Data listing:
= = = =
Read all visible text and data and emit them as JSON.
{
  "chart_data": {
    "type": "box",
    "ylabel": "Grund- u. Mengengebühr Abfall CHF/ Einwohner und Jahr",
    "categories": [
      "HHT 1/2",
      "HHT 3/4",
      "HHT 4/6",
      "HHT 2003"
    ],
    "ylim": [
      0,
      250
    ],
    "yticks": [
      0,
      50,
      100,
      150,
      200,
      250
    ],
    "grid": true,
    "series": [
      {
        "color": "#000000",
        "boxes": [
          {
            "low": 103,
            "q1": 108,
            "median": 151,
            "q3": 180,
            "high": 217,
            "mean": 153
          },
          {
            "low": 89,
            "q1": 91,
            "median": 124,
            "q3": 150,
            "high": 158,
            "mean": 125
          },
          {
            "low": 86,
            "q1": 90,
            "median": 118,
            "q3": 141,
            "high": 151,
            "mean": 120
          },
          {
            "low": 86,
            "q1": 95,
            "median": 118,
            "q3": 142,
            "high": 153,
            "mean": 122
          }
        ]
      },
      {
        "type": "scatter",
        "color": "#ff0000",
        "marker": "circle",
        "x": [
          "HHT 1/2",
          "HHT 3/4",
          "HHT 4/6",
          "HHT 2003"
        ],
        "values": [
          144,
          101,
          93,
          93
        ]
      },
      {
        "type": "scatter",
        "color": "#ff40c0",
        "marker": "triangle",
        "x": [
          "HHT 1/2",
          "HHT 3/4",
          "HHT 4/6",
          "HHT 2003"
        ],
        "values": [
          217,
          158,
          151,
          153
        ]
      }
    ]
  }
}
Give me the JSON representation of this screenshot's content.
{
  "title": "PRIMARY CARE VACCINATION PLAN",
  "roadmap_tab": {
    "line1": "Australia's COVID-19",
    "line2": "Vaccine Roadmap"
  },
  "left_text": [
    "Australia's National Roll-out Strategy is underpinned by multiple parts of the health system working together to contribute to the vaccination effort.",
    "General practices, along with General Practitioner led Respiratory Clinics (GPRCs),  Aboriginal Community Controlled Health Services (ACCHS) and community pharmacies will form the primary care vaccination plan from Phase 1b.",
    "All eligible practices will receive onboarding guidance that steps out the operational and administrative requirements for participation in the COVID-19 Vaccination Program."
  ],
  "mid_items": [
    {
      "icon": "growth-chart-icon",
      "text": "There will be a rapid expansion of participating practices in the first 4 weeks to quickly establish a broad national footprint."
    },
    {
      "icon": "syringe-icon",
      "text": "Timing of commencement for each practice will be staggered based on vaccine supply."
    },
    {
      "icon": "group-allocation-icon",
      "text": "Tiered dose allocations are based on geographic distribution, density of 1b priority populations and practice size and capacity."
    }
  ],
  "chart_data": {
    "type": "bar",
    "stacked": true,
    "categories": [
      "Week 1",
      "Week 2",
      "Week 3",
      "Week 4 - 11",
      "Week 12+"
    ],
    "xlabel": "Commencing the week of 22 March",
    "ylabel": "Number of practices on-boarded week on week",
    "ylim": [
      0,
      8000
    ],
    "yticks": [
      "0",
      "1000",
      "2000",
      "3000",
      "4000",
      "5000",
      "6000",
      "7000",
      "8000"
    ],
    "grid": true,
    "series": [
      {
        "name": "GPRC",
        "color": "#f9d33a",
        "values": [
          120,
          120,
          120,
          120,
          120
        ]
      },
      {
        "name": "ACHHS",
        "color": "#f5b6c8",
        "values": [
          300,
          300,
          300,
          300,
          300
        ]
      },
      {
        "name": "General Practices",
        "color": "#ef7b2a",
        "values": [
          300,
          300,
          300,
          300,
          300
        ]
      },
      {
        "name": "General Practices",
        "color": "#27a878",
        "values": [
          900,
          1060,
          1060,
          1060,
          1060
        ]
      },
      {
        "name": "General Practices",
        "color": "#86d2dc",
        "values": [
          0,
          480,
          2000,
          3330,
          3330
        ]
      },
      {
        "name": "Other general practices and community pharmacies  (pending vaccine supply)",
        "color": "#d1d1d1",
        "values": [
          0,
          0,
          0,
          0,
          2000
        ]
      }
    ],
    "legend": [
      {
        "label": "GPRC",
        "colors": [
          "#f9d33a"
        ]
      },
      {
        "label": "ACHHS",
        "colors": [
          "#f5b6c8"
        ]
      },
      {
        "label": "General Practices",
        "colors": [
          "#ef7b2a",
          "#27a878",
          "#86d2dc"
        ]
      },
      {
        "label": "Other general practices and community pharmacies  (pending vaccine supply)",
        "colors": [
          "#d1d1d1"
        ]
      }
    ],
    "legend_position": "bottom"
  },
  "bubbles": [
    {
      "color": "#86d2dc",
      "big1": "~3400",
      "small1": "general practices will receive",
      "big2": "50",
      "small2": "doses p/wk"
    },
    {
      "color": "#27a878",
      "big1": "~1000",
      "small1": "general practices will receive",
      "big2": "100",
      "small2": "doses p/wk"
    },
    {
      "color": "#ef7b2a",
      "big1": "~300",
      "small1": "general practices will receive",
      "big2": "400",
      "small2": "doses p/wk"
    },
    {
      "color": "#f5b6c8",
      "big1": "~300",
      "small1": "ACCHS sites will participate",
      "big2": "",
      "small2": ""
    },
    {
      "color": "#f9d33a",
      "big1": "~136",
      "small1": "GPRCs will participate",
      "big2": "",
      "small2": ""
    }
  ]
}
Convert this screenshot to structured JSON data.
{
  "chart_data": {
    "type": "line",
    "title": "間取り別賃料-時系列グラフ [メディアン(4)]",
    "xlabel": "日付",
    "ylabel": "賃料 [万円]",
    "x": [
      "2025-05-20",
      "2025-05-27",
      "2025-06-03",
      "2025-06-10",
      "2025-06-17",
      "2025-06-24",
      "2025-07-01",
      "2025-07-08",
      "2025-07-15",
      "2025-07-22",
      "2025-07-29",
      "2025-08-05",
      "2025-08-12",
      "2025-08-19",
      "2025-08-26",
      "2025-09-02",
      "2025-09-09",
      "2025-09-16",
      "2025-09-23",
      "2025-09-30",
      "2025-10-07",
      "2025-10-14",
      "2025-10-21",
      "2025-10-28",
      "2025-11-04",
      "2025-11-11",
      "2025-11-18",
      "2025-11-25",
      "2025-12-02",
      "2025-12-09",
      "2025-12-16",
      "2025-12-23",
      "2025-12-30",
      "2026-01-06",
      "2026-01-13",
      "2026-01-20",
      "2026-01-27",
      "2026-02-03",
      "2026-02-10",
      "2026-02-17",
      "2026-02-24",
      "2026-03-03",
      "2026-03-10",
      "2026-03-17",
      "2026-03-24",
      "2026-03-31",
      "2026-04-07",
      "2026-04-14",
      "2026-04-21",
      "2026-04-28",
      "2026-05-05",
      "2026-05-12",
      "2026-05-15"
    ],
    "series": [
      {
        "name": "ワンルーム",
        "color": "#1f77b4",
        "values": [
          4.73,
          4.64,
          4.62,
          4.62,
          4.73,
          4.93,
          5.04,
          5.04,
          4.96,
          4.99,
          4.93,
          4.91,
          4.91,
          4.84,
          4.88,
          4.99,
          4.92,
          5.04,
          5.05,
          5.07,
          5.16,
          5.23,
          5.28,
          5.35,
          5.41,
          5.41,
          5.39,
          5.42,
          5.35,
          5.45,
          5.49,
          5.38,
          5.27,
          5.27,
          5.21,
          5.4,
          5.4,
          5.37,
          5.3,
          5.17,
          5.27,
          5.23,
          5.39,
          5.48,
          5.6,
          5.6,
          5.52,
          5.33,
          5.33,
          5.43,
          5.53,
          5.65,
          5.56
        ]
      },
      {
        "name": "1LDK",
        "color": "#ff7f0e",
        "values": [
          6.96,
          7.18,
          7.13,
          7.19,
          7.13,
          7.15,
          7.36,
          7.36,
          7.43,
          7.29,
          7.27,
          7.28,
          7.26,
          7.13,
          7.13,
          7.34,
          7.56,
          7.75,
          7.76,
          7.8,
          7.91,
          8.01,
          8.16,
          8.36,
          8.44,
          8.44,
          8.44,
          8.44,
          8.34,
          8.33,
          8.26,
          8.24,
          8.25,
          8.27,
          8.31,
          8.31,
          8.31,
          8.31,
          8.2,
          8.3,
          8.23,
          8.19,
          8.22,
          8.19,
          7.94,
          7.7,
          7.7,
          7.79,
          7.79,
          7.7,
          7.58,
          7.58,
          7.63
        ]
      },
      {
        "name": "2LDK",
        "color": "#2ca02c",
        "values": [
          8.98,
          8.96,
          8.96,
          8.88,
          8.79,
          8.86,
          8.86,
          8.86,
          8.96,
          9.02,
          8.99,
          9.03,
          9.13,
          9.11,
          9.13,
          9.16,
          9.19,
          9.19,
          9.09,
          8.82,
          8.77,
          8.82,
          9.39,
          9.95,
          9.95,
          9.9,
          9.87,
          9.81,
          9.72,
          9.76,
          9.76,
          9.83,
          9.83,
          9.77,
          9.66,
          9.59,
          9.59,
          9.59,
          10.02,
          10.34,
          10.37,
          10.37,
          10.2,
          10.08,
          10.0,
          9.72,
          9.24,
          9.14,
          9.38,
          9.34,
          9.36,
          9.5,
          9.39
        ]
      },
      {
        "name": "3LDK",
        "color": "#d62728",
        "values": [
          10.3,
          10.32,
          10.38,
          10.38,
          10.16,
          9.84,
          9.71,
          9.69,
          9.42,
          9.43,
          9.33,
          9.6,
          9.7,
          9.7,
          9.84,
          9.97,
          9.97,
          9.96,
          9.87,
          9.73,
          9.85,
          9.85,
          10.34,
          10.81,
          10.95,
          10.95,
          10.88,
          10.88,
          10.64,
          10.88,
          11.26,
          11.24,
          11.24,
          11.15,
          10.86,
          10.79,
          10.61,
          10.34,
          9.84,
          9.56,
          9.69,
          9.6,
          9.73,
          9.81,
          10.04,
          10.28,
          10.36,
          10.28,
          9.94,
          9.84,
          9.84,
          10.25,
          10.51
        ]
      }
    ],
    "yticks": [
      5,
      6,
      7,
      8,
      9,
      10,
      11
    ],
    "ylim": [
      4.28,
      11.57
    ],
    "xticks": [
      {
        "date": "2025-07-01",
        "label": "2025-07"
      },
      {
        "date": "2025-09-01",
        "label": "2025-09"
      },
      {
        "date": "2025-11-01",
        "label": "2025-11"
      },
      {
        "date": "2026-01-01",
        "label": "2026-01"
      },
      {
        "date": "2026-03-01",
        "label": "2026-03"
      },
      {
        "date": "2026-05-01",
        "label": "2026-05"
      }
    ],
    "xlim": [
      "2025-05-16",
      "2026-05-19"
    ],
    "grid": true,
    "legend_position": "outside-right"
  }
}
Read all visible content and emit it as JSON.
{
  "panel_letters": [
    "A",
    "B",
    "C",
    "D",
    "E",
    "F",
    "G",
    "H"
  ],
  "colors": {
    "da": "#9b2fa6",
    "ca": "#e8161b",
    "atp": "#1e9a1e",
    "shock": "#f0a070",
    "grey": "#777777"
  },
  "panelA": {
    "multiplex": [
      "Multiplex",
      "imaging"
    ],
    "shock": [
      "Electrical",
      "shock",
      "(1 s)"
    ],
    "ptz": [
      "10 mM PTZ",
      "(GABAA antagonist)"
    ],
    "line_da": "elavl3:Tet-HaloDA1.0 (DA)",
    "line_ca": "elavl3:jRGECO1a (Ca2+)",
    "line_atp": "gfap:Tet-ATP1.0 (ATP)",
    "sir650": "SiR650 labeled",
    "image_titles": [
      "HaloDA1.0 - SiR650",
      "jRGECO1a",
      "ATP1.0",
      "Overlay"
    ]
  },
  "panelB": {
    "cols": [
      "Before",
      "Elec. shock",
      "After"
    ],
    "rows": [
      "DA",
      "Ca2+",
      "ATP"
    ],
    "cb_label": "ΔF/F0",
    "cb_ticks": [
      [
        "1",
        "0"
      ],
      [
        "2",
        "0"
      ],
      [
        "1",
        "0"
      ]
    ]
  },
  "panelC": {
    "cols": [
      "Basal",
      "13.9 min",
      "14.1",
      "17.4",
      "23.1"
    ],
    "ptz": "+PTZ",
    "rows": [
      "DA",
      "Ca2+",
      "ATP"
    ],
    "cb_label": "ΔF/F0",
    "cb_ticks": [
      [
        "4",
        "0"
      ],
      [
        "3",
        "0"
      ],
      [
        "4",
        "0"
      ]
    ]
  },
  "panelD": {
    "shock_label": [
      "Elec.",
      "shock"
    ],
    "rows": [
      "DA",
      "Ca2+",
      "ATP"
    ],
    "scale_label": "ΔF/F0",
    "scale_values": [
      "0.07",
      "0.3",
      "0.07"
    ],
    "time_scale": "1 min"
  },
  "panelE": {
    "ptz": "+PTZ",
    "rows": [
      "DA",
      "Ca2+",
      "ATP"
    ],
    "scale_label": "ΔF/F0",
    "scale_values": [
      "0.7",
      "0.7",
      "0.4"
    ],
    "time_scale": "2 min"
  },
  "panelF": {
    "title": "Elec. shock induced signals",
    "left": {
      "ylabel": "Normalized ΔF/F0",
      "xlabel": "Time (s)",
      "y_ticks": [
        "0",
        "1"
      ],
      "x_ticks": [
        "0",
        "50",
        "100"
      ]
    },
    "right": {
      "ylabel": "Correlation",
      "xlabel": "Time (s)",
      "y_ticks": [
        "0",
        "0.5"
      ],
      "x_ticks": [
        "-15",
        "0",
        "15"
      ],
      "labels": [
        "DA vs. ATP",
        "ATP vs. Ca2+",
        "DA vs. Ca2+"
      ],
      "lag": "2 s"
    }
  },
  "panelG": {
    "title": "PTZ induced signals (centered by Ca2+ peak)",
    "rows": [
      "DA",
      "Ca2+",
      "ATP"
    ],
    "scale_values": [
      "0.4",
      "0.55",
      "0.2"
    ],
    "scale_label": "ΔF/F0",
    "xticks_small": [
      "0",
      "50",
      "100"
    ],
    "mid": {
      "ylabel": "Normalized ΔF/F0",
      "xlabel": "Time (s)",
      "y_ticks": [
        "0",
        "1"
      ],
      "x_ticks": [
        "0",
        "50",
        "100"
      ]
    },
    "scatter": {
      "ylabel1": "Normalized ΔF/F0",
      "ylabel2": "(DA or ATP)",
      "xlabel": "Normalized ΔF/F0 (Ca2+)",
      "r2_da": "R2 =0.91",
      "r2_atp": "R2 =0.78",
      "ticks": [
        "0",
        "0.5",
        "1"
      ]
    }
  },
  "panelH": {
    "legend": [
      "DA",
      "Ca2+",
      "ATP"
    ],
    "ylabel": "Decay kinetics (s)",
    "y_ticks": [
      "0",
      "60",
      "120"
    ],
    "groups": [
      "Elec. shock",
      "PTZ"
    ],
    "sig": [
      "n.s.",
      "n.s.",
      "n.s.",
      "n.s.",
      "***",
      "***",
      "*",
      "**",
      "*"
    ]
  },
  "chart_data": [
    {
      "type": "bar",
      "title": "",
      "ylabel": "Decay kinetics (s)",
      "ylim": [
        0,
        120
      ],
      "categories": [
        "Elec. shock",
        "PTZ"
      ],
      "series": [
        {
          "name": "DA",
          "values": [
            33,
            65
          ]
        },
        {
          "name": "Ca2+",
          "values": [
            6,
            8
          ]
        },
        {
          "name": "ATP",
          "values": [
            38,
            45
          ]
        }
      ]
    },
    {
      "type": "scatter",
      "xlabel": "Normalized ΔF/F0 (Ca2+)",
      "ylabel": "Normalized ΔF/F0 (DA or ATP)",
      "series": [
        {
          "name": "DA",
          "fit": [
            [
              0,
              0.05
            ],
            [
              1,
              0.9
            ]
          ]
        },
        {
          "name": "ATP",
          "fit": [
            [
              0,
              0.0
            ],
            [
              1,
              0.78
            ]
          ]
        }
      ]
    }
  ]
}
= = = =
Directions: Track down every line of the material containing the string "emit", and copy it.

Result of the task:
Read all visible text and data and emit them as JSON.
Read all visible content and emit it as JSON.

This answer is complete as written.